[What you are asked to do]: Only a number is wanted here. Tally the lines of the data that contain "Reichseisenbahnverwaltung".

(Dataset items)
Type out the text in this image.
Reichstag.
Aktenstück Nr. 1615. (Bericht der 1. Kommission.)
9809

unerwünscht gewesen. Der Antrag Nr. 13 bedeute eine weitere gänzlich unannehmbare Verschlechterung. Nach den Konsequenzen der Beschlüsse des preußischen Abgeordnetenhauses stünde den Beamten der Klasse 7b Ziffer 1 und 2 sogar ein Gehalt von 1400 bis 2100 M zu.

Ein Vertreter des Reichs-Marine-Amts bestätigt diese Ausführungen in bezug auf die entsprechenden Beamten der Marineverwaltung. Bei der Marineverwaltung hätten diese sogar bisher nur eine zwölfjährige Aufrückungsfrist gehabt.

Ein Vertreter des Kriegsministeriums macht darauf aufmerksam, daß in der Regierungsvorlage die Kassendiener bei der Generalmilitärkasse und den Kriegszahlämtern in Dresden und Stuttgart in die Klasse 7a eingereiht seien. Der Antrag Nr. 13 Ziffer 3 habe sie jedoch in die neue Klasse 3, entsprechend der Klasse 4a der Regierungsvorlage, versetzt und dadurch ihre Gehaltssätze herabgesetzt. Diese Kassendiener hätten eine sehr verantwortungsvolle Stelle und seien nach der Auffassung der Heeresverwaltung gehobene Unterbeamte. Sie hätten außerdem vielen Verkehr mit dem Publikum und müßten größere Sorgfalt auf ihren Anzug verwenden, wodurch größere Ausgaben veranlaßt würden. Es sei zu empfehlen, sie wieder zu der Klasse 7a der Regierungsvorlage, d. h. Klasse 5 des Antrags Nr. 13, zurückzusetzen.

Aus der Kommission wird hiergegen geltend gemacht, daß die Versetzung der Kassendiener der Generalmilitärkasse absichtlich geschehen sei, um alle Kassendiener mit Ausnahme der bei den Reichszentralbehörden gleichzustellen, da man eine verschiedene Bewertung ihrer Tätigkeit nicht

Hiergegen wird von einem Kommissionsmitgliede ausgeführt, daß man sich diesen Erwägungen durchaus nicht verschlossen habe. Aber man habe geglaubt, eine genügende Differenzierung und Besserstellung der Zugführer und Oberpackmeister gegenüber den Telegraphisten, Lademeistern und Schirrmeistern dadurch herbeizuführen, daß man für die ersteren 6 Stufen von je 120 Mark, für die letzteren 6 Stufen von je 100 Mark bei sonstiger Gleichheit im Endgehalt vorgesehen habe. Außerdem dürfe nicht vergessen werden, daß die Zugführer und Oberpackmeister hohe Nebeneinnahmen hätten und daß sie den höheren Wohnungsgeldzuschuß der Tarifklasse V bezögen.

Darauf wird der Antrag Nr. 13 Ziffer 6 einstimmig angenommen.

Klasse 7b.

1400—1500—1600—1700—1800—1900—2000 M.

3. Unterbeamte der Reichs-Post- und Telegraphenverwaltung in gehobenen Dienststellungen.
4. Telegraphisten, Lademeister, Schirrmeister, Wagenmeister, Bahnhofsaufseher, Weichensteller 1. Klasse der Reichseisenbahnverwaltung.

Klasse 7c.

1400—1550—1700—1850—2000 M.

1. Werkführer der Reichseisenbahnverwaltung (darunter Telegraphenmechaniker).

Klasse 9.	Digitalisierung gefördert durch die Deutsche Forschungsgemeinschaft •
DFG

[Task solution]: 2